**INFORMATION SUPPLIED**

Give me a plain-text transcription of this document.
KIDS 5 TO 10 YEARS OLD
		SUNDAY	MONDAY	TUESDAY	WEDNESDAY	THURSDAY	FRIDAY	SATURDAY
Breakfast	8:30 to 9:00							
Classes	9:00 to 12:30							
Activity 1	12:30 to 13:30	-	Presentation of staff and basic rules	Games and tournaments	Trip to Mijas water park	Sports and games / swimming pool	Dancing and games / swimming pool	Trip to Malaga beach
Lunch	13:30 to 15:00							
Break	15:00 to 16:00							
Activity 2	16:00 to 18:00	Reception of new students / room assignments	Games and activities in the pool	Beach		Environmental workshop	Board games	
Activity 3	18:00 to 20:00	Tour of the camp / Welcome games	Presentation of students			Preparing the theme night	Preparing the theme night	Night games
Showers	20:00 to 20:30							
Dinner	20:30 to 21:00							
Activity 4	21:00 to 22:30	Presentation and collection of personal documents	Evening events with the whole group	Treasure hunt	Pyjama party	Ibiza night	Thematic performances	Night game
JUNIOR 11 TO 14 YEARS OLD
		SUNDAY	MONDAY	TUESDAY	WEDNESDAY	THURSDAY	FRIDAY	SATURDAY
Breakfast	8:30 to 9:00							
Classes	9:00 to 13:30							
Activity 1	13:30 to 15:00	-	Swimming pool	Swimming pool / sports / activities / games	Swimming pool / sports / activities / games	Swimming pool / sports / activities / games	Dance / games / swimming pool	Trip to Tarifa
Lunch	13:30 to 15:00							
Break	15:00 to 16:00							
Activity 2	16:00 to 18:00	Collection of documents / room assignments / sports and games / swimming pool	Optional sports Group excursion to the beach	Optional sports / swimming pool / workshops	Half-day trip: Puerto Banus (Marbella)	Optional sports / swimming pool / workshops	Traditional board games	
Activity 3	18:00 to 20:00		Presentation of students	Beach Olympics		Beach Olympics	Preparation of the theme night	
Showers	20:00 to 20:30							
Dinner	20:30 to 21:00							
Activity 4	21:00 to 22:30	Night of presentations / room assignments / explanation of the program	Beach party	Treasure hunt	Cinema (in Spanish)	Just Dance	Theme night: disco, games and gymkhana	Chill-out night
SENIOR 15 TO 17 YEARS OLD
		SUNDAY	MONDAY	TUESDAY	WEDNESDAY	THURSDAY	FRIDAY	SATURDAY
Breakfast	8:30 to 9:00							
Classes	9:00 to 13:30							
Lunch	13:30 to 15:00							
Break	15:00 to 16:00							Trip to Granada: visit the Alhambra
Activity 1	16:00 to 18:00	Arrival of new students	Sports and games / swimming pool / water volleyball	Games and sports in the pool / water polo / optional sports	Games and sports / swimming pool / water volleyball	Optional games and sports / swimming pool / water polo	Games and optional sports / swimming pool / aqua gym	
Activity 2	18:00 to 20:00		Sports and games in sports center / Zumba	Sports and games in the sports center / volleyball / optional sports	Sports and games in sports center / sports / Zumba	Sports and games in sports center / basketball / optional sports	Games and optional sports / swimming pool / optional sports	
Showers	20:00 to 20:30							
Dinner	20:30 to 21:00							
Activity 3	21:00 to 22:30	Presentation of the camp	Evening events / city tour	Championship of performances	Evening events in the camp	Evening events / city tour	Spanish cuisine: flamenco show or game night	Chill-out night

**WHAT NEEDS TO BE DONE**
Count how many lines in the data above hold the string "Chill", and give the number with no other words.

**ANSWER TO THIS EXERCISE**
2